--- begin Input ---

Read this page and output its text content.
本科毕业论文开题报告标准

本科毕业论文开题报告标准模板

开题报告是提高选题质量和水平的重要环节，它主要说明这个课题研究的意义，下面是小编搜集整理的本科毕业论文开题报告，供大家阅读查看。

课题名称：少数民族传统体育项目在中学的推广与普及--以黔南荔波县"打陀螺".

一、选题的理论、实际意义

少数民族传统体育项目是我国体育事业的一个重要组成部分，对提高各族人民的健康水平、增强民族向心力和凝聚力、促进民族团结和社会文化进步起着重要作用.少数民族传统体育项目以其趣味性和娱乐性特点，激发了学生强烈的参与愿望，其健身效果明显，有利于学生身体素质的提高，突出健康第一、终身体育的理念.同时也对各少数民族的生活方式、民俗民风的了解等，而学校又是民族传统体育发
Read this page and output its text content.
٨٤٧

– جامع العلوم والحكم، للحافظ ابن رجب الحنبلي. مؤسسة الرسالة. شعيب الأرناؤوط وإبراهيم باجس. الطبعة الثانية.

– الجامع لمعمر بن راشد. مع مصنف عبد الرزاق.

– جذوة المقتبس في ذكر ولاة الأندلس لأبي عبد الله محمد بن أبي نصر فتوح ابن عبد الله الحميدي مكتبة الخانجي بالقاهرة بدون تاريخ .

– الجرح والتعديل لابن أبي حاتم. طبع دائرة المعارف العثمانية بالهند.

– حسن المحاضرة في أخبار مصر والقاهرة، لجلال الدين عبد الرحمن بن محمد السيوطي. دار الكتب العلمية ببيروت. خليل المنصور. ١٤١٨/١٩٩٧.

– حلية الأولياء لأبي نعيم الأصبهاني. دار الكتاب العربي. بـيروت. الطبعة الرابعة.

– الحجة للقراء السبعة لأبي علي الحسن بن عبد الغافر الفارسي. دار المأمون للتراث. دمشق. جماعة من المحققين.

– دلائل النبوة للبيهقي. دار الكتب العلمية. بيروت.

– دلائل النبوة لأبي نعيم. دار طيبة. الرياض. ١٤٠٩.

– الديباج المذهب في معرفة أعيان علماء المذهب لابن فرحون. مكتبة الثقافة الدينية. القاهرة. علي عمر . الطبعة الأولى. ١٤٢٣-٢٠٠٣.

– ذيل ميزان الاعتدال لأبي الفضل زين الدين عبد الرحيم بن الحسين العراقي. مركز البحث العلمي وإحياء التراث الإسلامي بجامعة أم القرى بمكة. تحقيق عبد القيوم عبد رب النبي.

--- end Input ---

Task objective
The lines above should be duplicated exactly.

In response
Read this page and output its text content.
本科毕业论文开题报告标准

本科毕业论文开题报告标准模板

开题报告是提高选题质量和水平的重要环节，它主要说明这个课题研究的意义，下面是小编搜集整理的本科毕业论文开题报告，供大家阅读查看。

课题名称：少数民族传统体育项目在中学的推广与普及--以黔南荔波县"打陀螺".

一、选题的理论、实际意义

少数民族传统体育项目是我国体育事业的一个重要组成部分，对提高各族人民的健康水平、增强民族向心力和凝聚力、促进民族团结和社会文化进步起着重要作用.少数民族传统体育项目以其趣味性和娱乐性特点，激发了学生强烈的参与愿望，其健身效果明显，有利于学生身体素质的提高，突出健康第一、终身体育的理念.同时也对各少数民族的生活方式、民俗民风的了解等，而学校又是民族传统体育发
Read this page and output its text content.
٨٤٧

– جامع العلوم والحكم، للحافظ ابن رجب الحنبلي. مؤسسة الرسالة. شعيب الأرناؤوط وإبراهيم باجس. الطبعة الثانية.

– الجامع لمعمر بن راشد. مع مصنف عبد الرزاق.

– جذوة المقتبس في ذكر ولاة الأندلس لأبي عبد الله محمد بن أبي نصر فتوح ابن عبد الله الحميدي مكتبة الخانجي بالقاهرة بدون تاريخ .

– الجرح والتعديل لابن أبي حاتم. طبع دائرة المعارف العثمانية بالهند.

– حسن المحاضرة في أخبار مصر والقاهرة، لجلال الدين عبد الرحمن بن محمد السيوطي. دار الكتب العلمية ببيروت. خليل المنصور. ١٤١٨/١٩٩٧.

– حلية الأولياء لأبي نعيم الأصبهاني. دار الكتاب العربي. بـيروت. الطبعة الرابعة.

– الحجة للقراء السبعة لأبي علي الحسن بن عبد الغافر الفارسي. دار المأمون للتراث. دمشق. جماعة من المحققين.

– دلائل النبوة للبيهقي. دار الكتب العلمية. بيروت.

– دلائل النبوة لأبي نعيم. دار طيبة. الرياض. ١٤٠٩.

– الديباج المذهب في معرفة أعيان علماء المذهب لابن فرحون. مكتبة الثقافة الدينية. القاهرة. علي عمر . الطبعة الأولى. ١٤٢٣-٢٠٠٣.

– ذيل ميزان الاعتدال لأبي الفضل زين الدين عبد الرحيم بن الحسين العراقي. مركز البحث العلمي وإحياء التراث الإسلامي بجامعة أم القرى بمكة. تحقيق عبد القيوم عبد رب النبي.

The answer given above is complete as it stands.